WRITTEN TASK | Write out every line below that includes the word "dise".

AVAILABLE RECORDS |
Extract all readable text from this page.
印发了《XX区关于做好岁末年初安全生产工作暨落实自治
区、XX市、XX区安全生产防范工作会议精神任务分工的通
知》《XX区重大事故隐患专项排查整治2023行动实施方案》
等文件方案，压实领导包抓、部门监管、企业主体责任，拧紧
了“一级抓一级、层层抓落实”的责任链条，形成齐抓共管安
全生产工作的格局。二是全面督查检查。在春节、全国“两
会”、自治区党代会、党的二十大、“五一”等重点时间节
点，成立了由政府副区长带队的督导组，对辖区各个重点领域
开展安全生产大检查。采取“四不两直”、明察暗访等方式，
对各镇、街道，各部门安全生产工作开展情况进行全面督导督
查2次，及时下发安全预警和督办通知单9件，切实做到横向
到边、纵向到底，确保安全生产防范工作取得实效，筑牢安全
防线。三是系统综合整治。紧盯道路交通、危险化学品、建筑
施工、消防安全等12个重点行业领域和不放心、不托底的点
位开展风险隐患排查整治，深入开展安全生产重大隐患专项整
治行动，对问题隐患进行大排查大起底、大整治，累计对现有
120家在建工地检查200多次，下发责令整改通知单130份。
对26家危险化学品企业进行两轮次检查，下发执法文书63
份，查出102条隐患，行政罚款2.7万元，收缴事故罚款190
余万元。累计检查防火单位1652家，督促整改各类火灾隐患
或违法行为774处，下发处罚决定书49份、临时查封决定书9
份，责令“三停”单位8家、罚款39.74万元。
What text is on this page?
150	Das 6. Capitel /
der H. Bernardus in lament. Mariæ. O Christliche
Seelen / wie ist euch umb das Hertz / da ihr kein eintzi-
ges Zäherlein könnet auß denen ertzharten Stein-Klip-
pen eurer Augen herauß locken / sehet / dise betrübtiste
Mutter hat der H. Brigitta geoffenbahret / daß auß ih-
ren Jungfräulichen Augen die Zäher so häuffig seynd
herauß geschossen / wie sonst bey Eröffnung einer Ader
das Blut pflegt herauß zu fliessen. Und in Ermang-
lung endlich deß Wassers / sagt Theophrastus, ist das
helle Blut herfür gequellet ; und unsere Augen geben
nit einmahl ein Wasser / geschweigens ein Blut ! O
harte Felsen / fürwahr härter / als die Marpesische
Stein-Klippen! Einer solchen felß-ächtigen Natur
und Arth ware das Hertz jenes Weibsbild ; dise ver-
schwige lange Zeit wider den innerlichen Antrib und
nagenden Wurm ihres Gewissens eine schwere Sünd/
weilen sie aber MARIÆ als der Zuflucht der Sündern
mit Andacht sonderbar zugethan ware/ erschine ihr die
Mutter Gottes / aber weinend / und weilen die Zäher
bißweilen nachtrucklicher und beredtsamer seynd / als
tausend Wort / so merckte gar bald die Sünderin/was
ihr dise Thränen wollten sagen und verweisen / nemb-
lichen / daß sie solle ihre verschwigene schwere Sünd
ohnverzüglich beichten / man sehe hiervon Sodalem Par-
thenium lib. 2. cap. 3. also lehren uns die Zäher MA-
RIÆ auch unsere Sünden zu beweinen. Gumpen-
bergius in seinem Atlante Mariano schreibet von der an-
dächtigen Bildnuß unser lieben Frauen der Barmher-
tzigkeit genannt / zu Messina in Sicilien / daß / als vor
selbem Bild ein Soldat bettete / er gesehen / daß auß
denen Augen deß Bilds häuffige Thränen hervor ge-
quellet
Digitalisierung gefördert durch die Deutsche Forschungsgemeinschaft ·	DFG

IN RESPONSE |
pen eurer Augen herauß locken / sehet / dise betrübtiste
und Arth ware das Hertz jenes Weibsbild ; dise ver-
ihr dise Thränen wollten sagen und verweisen / nemb-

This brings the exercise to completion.